- **PROMPT**: Output the records, every one, exactly as given.
*** Opening DATA FOR REVIEW ***
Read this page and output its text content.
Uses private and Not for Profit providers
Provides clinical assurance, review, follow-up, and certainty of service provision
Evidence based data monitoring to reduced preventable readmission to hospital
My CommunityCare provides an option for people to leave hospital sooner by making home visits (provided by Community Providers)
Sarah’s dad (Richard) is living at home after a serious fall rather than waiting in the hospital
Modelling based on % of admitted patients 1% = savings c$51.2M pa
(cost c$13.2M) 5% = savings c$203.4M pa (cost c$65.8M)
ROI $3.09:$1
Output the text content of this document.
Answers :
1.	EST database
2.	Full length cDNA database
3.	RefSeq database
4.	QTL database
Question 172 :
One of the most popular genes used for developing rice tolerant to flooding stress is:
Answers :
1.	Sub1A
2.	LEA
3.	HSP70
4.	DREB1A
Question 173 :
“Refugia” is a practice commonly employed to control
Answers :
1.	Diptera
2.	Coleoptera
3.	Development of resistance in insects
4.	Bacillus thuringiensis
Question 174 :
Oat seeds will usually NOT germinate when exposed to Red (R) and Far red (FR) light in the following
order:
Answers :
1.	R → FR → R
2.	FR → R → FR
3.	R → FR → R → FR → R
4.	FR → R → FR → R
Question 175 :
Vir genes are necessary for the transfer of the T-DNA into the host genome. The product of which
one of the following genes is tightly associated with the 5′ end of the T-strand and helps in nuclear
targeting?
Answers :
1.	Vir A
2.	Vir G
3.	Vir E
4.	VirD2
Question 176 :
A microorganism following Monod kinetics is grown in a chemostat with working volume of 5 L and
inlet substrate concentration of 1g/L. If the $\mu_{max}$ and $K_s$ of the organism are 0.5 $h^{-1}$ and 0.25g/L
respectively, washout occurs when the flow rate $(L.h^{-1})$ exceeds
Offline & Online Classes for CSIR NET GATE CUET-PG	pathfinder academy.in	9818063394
*** Closing DATA FOR REVIEW ***
- **ANSWER TO THIS EXERCISE**:
Read this page and output its text content.
Uses private and Not for Profit providers
Provides clinical assurance, review, follow-up, and certainty of service provision
Evidence based data monitoring to reduced preventable readmission to hospital
My CommunityCare provides an option for people to leave hospital sooner by making home visits (provided by Community Providers)
Sarah’s dad (Richard) is living at home after a serious fall rather than waiting in the hospital
Modelling based on % of admitted patients 1% = savings c$51.2M pa
(cost c$13.2M) 5% = savings c$203.4M pa (cost c$65.8M)
ROI $3.09:$1
Output the text content of this document.
Answers :
1.	EST database
2.	Full length cDNA database
3.	RefSeq database
4.	QTL database
Question 172 :
One of the most popular genes used for developing rice tolerant to flooding stress is:
Answers :
1.	Sub1A
2.	LEA
3.	HSP70
4.	DREB1A
Question 173 :
“Refugia” is a practice commonly employed to control
Answers :
1.	Diptera
2.	Coleoptera
3.	Development of resistance in insects
4.	Bacillus thuringiensis
Question 174 :
Oat seeds will usually NOT germinate when exposed to Red (R) and Far red (FR) light in the following
order:
Answers :
1.	R → FR → R
2.	FR → R → FR
3.	R → FR → R → FR → R
4.	FR → R → FR → R
Question 175 :
Vir genes are necessary for the transfer of the T-DNA into the host genome. The product of which
one of the following genes is tightly associated with the 5′ end of the T-strand and helps in nuclear
targeting?
Answers :
1.	Vir A
2.	Vir G
3.	Vir E
4.	VirD2
Question 176 :
A microorganism following Monod kinetics is grown in a chemostat with working volume of 5 L and
inlet substrate concentration of 1g/L. If the $\mu_{max}$ and $K_s$ of the organism are 0.5 $h^{-1}$ and 0.25g/L
respectively, washout occurs when the flow rate $(L.h^{-1})$ exceeds
Offline & Online Classes for CSIR NET GATE CUET-PG	pathfinder academy.in	9818063394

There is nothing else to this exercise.